(DO THIS):
Identify all lines below that hold "Chen" and collect them.
-- RECORDS FOR PROCESSING start --
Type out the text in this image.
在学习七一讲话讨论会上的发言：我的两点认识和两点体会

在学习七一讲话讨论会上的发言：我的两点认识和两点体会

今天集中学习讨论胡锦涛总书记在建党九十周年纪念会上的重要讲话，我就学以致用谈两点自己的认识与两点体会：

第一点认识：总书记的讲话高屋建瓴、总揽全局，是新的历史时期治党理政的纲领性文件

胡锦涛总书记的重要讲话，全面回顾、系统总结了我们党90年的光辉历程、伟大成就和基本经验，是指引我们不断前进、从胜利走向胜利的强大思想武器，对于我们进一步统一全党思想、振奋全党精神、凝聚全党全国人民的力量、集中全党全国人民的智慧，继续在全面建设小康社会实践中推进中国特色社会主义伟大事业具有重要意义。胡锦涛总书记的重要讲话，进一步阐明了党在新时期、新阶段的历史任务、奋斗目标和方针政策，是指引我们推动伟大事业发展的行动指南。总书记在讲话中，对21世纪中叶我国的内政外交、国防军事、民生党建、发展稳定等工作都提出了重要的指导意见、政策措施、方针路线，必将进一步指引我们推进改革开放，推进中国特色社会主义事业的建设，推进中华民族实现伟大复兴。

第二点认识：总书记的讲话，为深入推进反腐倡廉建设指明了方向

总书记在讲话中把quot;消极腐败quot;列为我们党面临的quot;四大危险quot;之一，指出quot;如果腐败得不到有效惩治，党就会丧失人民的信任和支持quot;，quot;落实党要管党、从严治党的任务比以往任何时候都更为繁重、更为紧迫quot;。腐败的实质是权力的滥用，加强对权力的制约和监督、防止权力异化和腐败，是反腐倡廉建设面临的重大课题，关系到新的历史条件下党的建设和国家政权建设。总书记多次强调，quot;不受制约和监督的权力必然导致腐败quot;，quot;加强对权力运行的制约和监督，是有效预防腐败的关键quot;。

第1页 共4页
-- RECORDS FOR PROCESSING end --
-- RECORDS FOR PROCESSING start --
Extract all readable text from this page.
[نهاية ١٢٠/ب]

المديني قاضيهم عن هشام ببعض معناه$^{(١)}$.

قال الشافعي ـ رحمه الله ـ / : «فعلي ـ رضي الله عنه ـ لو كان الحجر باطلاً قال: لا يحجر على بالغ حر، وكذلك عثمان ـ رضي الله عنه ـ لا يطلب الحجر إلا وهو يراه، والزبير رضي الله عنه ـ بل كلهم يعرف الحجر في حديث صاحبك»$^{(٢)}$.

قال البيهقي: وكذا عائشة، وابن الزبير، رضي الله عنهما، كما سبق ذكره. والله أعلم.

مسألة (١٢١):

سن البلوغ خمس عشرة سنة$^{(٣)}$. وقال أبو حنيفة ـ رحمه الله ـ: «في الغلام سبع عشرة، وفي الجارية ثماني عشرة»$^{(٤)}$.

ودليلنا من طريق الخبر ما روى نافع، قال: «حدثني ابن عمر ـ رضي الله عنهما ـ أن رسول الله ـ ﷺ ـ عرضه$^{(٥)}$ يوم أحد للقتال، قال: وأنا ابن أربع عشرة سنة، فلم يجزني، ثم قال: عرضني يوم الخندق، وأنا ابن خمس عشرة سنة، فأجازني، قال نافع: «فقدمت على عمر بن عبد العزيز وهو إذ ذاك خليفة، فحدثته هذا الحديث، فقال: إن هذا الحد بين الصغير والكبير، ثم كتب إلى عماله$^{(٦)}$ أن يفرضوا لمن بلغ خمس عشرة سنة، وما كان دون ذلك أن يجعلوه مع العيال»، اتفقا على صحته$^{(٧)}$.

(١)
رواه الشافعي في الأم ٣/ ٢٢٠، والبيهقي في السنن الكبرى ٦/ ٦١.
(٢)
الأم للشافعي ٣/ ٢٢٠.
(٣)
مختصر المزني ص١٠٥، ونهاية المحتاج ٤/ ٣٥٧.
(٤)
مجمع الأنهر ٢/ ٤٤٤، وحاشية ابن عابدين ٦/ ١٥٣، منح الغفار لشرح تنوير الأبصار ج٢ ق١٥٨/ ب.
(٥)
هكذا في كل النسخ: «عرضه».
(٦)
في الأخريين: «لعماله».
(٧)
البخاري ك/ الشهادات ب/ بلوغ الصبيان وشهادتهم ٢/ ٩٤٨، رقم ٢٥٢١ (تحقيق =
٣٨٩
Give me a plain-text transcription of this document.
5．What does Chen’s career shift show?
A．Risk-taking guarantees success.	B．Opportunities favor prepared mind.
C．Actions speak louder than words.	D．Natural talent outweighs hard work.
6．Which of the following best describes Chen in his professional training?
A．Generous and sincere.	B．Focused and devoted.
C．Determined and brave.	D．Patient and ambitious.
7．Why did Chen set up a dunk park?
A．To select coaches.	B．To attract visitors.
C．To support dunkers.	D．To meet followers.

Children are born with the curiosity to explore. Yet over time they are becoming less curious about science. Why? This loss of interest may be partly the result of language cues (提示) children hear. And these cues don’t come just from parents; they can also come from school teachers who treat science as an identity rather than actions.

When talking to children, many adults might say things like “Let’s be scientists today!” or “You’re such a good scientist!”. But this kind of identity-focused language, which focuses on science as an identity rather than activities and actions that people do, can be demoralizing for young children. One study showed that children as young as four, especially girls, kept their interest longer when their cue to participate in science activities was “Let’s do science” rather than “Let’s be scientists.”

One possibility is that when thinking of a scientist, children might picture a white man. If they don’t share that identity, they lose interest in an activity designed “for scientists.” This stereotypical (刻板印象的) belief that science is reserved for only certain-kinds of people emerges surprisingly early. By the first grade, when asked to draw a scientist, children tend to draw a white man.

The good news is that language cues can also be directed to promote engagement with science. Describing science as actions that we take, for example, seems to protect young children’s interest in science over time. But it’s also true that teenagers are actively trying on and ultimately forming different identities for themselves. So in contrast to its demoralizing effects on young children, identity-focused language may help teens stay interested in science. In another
-- RECORDS FOR PROCESSING end --
-- RECORDS FOR PROCESSING start --
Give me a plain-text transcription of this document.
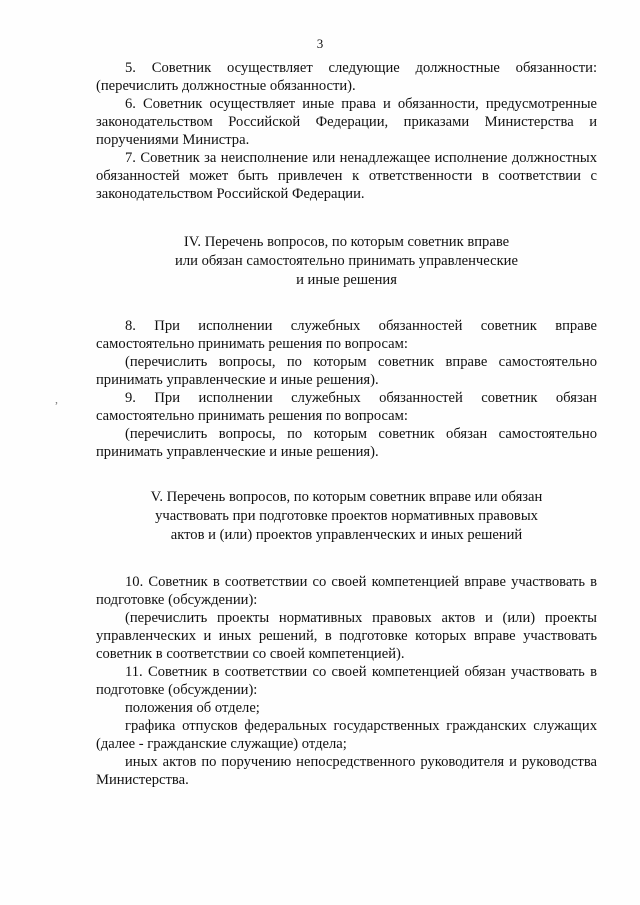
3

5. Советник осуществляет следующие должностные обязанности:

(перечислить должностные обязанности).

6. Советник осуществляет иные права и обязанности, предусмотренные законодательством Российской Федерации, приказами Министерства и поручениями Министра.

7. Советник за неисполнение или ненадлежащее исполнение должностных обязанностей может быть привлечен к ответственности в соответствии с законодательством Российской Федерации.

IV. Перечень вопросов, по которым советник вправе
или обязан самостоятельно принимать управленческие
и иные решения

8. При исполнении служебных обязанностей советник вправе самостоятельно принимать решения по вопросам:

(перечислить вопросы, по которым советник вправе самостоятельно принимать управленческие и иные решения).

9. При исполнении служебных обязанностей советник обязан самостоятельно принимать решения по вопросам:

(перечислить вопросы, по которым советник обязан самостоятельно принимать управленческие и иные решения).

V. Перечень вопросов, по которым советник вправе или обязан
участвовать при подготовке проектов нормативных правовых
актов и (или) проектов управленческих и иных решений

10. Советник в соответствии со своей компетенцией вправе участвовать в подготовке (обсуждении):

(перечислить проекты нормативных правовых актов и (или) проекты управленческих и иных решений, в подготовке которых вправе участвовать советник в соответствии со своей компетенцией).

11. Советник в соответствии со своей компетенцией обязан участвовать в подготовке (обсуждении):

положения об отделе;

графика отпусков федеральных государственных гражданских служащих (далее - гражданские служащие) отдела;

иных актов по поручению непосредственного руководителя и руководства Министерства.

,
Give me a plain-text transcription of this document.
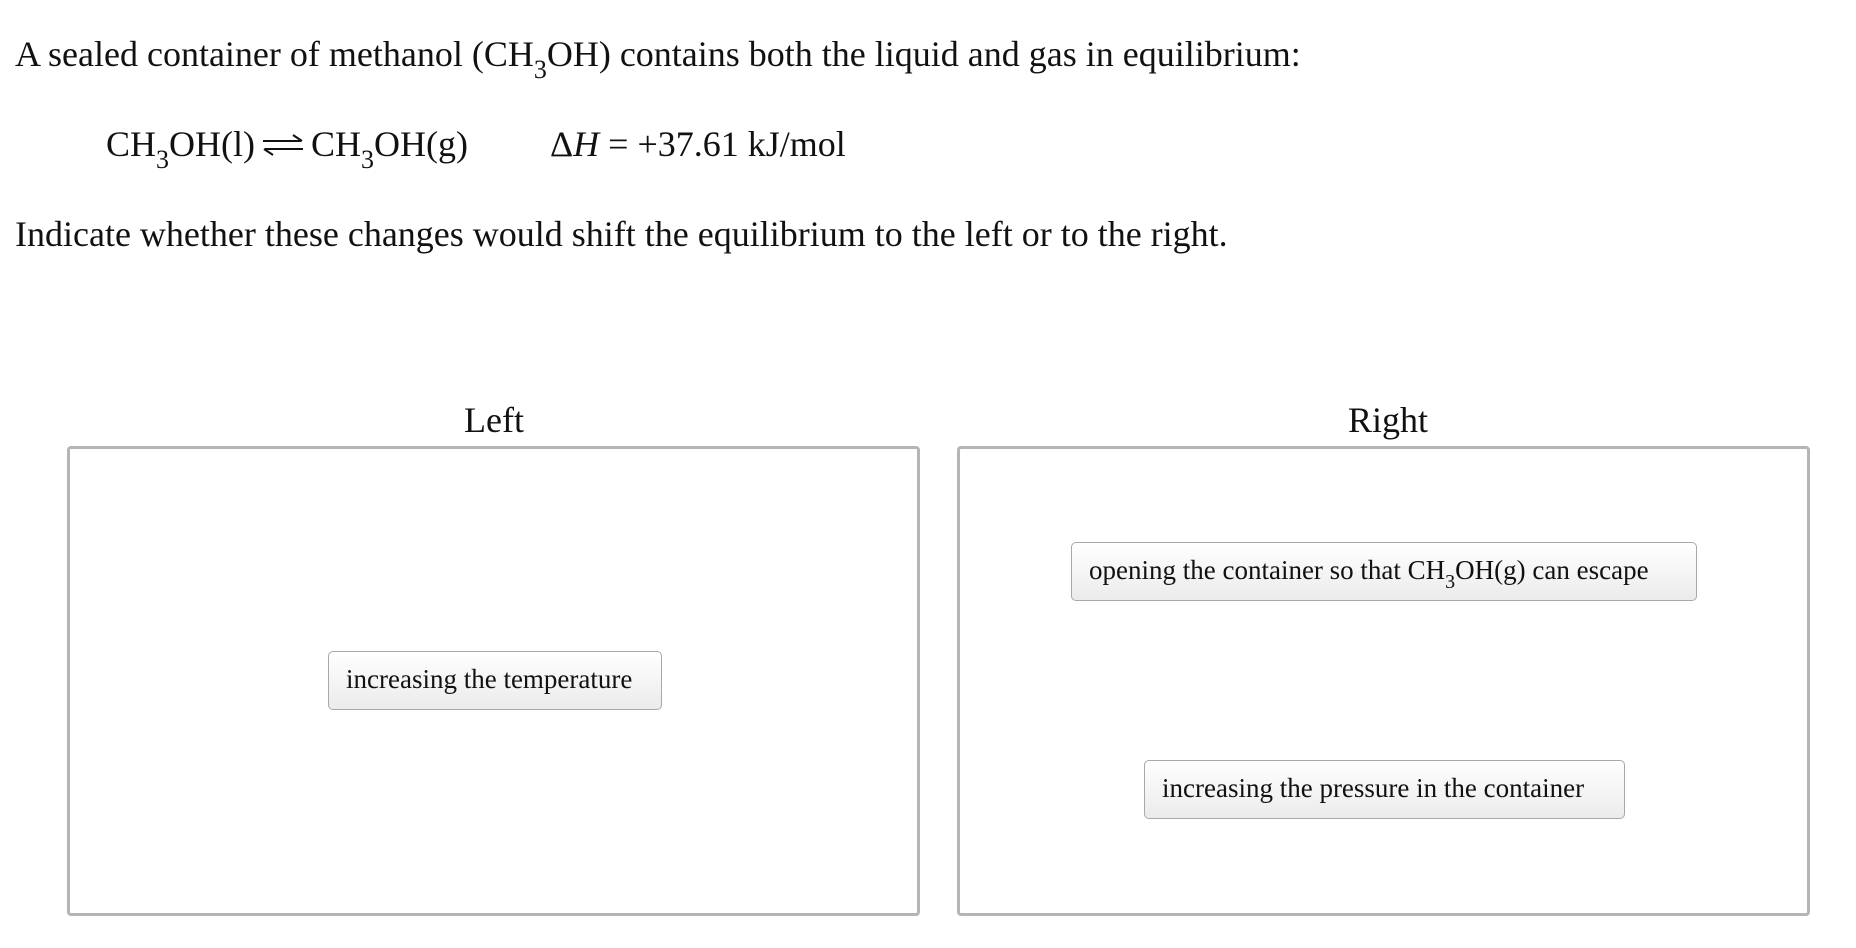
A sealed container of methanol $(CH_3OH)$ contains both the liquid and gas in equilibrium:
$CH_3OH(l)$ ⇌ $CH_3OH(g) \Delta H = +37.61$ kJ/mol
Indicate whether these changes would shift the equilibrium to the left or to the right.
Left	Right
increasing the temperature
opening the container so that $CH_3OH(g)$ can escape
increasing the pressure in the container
-- RECORDS FOR PROCESSING end --
(RESPONSE TO THE EXERCISE):
5．What does Chen’s career shift show?
6．Which of the following best describes Chen in his professional training?
7．Why did Chen set up a dunk park?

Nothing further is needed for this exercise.